- Goal
Duplicate the lines from the start of the records through the line containing "Net Income xyxy=(207,268,216,273)", inclusive.

- Raw records
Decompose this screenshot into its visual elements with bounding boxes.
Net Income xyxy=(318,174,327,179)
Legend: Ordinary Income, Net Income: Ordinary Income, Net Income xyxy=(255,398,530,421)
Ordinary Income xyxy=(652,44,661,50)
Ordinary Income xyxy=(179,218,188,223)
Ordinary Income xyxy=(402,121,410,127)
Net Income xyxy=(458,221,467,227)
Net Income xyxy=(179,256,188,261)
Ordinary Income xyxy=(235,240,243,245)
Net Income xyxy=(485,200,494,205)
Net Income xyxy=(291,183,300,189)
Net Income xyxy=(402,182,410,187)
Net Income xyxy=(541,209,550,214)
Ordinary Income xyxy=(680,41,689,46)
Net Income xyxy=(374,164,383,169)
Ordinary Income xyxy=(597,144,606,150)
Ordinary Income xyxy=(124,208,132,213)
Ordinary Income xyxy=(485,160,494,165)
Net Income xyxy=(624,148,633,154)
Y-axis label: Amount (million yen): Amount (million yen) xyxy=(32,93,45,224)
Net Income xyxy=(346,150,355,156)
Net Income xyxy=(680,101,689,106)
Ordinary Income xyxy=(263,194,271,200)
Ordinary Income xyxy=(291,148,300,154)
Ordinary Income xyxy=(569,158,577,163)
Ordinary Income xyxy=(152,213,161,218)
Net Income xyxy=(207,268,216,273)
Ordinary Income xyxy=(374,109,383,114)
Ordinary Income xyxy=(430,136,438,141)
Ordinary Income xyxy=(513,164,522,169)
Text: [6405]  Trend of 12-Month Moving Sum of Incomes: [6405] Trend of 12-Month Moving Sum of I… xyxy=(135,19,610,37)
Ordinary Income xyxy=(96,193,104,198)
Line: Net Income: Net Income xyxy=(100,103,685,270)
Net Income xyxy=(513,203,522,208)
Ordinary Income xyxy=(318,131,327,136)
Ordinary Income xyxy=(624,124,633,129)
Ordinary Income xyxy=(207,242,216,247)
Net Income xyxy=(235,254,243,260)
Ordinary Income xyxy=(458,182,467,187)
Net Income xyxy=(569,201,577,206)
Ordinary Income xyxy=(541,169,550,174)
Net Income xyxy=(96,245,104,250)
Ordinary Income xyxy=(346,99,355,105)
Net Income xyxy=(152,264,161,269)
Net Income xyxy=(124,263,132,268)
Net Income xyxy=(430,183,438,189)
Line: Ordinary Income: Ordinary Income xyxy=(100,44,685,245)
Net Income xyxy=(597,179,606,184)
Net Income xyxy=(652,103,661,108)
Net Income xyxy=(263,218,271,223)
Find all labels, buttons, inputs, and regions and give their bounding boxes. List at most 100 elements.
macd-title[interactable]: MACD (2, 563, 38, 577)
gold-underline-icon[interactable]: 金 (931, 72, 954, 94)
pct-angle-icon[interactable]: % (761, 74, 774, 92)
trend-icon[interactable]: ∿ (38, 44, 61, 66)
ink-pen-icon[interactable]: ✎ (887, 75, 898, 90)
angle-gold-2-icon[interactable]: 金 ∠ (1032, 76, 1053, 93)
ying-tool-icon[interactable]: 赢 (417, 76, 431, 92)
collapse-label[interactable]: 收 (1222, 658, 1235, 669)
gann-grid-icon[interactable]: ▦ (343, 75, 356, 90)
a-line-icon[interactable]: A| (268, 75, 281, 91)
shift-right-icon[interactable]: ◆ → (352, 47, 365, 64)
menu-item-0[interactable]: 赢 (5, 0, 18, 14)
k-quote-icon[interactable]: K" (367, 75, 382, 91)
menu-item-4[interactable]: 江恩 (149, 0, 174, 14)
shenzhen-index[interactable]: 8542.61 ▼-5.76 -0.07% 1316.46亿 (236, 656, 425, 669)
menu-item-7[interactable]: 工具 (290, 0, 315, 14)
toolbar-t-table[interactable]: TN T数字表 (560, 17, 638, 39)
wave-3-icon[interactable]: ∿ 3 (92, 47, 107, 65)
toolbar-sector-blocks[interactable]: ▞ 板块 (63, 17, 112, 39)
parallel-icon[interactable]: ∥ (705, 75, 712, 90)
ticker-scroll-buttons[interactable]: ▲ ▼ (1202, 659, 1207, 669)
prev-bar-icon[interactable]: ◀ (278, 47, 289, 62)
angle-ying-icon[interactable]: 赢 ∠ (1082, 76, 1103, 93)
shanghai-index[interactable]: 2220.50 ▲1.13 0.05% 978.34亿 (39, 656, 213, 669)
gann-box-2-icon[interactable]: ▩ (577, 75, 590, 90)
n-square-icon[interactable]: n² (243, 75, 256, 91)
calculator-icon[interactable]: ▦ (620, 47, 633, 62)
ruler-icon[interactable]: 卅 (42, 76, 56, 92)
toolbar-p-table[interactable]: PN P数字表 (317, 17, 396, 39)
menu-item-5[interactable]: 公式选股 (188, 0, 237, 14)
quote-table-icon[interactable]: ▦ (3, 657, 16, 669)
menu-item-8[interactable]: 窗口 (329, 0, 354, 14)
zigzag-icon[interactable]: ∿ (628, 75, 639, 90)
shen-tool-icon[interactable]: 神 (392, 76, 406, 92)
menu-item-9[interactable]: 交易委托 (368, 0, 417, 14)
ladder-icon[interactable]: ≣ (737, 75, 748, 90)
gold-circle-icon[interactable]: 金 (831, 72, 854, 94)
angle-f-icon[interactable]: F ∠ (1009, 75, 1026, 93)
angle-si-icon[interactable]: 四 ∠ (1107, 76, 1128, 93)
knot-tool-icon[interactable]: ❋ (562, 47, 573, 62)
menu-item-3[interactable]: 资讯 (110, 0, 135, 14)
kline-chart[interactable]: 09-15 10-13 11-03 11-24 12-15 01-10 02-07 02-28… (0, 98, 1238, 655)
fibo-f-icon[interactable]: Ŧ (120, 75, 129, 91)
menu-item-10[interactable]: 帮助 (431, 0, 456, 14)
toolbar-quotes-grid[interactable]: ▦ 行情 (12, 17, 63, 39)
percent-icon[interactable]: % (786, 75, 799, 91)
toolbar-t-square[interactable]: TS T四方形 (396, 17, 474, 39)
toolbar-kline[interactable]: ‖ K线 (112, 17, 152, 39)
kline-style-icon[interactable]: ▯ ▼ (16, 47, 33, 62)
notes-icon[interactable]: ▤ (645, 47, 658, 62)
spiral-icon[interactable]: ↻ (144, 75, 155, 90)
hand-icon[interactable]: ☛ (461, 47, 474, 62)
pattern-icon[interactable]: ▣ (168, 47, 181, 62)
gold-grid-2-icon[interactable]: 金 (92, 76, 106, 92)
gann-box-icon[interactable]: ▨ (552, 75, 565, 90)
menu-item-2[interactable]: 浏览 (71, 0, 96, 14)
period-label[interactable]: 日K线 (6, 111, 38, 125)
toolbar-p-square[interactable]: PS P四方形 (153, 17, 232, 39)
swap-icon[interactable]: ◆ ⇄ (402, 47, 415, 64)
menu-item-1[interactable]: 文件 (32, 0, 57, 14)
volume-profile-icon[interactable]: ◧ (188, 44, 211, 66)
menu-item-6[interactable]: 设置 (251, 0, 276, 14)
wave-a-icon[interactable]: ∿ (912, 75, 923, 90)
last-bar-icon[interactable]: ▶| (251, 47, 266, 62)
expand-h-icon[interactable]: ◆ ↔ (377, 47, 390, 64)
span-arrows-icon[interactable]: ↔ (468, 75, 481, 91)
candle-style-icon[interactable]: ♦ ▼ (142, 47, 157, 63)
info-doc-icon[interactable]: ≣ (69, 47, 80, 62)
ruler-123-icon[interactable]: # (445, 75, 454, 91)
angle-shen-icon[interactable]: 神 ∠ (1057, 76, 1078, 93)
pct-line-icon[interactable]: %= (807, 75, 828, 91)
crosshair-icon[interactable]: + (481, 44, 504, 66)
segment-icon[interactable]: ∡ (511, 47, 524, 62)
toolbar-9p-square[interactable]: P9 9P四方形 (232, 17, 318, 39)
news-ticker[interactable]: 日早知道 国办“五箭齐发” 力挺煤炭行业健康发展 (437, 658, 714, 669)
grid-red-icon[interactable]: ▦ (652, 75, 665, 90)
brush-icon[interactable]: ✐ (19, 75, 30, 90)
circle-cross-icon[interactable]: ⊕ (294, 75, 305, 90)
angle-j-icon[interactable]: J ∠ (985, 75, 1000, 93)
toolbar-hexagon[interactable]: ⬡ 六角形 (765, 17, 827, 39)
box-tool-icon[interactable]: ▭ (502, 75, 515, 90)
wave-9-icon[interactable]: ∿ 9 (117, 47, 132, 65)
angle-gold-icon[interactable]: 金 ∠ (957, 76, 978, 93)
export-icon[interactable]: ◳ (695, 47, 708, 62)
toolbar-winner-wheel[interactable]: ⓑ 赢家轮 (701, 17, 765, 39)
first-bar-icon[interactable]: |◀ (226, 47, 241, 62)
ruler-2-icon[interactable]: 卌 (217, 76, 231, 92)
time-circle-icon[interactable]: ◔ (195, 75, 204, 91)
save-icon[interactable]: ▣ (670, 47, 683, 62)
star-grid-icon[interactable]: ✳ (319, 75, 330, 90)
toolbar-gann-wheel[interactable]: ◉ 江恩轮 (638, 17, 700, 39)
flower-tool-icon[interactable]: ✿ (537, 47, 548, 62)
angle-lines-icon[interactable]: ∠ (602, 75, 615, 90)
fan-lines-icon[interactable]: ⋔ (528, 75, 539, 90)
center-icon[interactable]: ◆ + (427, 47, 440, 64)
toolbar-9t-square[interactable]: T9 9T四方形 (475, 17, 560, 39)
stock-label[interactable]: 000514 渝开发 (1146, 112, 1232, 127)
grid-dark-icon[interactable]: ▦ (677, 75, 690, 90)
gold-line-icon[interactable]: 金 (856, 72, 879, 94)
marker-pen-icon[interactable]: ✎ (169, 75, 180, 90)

- Task result
Decompose this screenshot into its visual elements with bounding boxes.
Net Income xyxy=(318,174,327,179)
Legend: Ordinary Income, Net Income: Ordinary Income, Net Income xyxy=(255,398,530,421)
Ordinary Income xyxy=(652,44,661,50)
Ordinary Income xyxy=(179,218,188,223)
Ordinary Income xyxy=(402,121,410,127)
Net Income xyxy=(458,221,467,227)
Net Income xyxy=(179,256,188,261)
Ordinary Income xyxy=(235,240,243,245)
Net Income xyxy=(485,200,494,205)
Net Income xyxy=(291,183,300,189)
Net Income xyxy=(402,182,410,187)
Net Income xyxy=(541,209,550,214)
Ordinary Income xyxy=(680,41,689,46)
Net Income xyxy=(374,164,383,169)
Ordinary Income xyxy=(597,144,606,150)
Ordinary Income xyxy=(124,208,132,213)
Ordinary Income xyxy=(485,160,494,165)
Net Income xyxy=(624,148,633,154)
Y-axis label: Amount (million yen): Amount (million yen) xyxy=(32,93,45,224)
Net Income xyxy=(346,150,355,156)
Net Income xyxy=(680,101,689,106)
Ordinary Income xyxy=(263,194,271,200)
Ordinary Income xyxy=(291,148,300,154)
Ordinary Income xyxy=(569,158,577,163)
Ordinary Income xyxy=(152,213,161,218)
Net Income xyxy=(207,268,216,273)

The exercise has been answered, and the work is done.